● Work instructions
Transcribe precisely those lines of the listing that fall between the line containing "What does this" and the last line, inclusive of both.

● Dataset excerpts
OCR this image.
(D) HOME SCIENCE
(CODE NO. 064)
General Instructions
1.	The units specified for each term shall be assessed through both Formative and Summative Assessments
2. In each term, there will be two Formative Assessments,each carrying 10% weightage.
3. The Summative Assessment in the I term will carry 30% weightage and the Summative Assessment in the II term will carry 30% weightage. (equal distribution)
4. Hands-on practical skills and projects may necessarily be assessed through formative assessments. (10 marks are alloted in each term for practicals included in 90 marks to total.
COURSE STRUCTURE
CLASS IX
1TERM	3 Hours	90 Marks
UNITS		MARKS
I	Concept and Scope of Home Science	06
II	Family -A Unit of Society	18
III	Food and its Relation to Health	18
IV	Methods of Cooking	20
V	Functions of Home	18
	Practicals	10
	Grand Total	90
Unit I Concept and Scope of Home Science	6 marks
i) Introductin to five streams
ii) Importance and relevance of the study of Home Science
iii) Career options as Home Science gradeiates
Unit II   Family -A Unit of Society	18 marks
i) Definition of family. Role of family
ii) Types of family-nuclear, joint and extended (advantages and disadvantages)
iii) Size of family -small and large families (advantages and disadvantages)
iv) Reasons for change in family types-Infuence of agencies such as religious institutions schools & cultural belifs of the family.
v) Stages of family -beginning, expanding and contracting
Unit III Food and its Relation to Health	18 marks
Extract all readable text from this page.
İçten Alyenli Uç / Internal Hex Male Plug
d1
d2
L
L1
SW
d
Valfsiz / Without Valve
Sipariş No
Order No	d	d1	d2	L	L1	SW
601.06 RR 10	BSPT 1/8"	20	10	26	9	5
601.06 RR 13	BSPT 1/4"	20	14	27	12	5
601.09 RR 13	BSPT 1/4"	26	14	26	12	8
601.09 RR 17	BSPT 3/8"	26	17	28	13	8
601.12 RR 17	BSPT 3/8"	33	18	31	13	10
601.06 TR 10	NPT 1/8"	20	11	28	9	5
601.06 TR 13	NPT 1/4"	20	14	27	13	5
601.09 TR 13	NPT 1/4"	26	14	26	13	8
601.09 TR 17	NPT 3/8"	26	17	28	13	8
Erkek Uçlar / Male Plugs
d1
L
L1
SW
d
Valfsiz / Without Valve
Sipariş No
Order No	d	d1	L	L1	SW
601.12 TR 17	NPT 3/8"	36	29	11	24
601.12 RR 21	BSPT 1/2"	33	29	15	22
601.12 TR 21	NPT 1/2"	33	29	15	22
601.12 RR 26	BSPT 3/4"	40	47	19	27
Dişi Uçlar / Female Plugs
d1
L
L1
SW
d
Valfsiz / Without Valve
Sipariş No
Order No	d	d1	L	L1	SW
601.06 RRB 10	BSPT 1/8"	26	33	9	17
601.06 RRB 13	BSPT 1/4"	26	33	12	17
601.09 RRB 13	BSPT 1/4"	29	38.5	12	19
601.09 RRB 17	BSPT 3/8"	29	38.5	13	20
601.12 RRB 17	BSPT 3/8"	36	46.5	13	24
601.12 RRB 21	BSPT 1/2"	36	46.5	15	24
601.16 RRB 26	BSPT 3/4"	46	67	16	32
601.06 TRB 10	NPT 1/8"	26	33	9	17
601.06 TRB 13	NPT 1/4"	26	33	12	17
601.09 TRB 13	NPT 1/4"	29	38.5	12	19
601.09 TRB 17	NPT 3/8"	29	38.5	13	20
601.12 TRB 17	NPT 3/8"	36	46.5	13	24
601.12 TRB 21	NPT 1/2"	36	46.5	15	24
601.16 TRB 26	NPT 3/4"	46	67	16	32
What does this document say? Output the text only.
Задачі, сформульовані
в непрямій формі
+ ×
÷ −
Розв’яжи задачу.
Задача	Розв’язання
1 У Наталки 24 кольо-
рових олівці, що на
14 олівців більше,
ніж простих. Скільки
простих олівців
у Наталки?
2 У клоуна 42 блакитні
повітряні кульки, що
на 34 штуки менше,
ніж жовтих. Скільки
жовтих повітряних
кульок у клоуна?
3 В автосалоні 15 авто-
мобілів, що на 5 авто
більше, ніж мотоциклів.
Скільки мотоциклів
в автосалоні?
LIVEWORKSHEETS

● Task solution
What does this document say? Output the text only.
Задачі, сформульовані
в непрямій формі
+ ×
÷ −
Розв’яжи задачу.
Задача	Розв’язання
1 У Наталки 24 кольо-
рових олівці, що на
14 олівців більше,
ніж простих. Скільки
простих олівців
у Наталки?
2 У клоуна 42 блакитні
повітряні кульки, що
на 34 штуки менше,
ніж жовтих. Скільки
жовтих повітряних
кульок у клоуна?
3 В автосалоні 15 авто-
мобілів, що на 5 авто
більше, ніж мотоциклів.
Скільки мотоциклів
в автосалоні?
LIVEWORKSHEETS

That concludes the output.